**RECORD EXCERPTS:**
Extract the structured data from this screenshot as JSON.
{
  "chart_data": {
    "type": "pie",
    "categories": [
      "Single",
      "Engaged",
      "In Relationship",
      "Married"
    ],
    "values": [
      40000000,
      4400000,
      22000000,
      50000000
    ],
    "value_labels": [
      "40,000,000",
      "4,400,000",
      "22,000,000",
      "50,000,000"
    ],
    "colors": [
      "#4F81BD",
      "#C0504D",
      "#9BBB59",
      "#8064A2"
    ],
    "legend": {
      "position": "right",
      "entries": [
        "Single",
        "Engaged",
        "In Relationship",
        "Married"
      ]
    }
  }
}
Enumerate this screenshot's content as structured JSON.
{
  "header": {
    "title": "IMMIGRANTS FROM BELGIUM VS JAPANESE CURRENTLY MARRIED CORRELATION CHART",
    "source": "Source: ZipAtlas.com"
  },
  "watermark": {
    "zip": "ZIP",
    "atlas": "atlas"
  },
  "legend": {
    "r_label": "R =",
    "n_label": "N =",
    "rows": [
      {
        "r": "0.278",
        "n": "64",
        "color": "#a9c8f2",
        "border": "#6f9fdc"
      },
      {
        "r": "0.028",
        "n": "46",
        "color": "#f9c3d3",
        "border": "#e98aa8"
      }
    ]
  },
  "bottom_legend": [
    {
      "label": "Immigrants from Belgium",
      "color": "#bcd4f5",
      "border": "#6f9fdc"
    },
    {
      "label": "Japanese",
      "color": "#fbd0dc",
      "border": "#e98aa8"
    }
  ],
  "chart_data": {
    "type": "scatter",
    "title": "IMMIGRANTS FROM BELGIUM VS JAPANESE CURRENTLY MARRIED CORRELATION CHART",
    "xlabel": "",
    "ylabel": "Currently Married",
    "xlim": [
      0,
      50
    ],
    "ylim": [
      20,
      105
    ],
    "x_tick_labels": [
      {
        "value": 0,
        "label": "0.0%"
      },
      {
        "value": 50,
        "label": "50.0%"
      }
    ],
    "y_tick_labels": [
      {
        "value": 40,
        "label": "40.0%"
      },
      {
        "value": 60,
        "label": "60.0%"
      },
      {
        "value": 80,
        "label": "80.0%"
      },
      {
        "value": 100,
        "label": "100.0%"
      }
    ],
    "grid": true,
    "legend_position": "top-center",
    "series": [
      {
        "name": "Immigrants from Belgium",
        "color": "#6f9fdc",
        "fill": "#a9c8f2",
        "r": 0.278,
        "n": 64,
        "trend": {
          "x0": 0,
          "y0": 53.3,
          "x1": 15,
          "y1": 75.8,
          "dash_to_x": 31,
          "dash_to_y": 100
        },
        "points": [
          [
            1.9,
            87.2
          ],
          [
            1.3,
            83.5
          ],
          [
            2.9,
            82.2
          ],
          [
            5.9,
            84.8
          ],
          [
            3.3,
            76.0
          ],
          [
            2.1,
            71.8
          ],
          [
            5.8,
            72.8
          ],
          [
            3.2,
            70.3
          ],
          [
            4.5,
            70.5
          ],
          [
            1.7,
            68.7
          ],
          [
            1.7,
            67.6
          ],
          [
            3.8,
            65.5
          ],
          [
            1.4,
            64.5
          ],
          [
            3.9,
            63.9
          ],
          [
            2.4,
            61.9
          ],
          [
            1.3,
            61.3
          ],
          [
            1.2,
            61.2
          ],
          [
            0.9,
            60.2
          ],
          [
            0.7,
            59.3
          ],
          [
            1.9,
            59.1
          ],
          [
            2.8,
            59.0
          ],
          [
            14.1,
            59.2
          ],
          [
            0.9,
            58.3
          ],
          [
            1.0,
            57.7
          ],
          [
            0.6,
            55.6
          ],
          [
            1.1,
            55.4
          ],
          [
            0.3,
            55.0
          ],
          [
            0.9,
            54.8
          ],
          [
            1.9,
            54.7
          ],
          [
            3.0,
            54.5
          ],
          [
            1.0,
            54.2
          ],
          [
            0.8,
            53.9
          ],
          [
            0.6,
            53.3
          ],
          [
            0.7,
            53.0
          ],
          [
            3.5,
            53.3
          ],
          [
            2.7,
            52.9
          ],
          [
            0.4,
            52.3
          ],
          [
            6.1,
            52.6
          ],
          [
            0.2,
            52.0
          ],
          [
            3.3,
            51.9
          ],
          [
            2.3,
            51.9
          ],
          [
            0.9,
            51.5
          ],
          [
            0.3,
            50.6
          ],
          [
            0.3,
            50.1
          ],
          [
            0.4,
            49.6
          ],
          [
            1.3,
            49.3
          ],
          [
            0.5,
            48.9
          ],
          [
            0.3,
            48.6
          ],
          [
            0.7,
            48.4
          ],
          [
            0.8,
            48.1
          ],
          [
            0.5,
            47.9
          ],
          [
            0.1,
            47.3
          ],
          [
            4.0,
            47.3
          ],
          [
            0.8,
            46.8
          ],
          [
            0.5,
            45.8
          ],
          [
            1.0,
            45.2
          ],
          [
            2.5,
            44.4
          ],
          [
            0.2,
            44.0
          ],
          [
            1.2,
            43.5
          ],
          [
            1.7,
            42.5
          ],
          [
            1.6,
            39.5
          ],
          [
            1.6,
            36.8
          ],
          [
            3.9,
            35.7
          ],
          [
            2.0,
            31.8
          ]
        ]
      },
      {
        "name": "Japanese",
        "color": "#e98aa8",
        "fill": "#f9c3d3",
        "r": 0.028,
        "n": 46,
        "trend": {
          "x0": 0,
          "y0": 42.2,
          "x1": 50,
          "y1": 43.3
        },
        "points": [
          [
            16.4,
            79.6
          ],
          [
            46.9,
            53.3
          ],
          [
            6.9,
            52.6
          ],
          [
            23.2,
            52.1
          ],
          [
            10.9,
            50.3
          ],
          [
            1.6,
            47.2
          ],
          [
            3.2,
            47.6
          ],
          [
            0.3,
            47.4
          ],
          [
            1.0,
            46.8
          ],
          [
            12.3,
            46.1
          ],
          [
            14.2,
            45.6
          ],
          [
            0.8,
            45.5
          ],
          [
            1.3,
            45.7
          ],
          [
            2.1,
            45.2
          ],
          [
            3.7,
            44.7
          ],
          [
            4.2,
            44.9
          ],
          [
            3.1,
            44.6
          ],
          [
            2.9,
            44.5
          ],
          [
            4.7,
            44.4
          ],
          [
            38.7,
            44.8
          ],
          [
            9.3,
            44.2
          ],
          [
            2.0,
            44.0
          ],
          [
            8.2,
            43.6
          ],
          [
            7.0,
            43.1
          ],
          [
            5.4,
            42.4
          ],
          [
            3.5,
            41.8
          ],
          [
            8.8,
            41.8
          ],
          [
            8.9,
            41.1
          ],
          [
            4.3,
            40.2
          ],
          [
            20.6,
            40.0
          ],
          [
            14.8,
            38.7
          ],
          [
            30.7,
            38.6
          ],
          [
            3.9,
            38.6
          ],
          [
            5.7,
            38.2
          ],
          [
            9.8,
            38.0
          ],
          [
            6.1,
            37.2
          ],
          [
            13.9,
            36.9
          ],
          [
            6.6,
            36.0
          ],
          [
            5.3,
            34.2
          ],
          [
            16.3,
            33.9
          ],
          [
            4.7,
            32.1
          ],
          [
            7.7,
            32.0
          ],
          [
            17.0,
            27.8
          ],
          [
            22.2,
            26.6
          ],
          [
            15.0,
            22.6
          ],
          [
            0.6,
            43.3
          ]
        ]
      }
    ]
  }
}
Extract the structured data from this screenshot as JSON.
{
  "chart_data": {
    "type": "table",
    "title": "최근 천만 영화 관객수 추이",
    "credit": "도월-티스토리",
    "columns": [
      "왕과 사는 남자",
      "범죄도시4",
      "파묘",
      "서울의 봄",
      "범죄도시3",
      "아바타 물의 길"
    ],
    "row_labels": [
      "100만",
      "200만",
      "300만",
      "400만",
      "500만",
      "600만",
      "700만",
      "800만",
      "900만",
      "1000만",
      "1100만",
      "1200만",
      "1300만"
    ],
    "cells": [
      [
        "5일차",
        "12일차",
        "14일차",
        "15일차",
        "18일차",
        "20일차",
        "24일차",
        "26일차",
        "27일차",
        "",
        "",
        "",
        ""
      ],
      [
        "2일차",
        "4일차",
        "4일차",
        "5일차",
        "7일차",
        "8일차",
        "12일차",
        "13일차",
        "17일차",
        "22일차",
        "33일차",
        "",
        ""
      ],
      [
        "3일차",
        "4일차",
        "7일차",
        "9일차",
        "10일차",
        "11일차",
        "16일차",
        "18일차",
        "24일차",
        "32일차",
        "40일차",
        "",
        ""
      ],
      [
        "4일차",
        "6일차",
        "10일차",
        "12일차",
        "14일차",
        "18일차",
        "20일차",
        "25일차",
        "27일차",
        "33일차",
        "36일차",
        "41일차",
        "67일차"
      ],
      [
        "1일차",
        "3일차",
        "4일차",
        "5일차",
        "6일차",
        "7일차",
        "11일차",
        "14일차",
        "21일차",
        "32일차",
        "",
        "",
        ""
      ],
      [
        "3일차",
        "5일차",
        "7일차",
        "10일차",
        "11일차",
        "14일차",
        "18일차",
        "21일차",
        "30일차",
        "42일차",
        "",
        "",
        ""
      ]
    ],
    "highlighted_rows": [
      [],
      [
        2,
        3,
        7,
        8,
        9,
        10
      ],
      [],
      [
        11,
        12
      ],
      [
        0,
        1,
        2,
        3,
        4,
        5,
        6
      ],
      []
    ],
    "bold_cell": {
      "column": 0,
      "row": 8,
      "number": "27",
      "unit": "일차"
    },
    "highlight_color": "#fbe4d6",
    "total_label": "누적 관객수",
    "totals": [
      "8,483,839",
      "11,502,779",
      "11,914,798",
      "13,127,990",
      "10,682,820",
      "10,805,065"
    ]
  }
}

**AIM:** Which lines hold the word "border"? Return all of them from the records above.

**EXERCISE OUTPUT:**
        "border": "#6f9fdc"
        "border": "#e98aa8"
      "border": "#6f9fdc"
      "border": "#e98aa8"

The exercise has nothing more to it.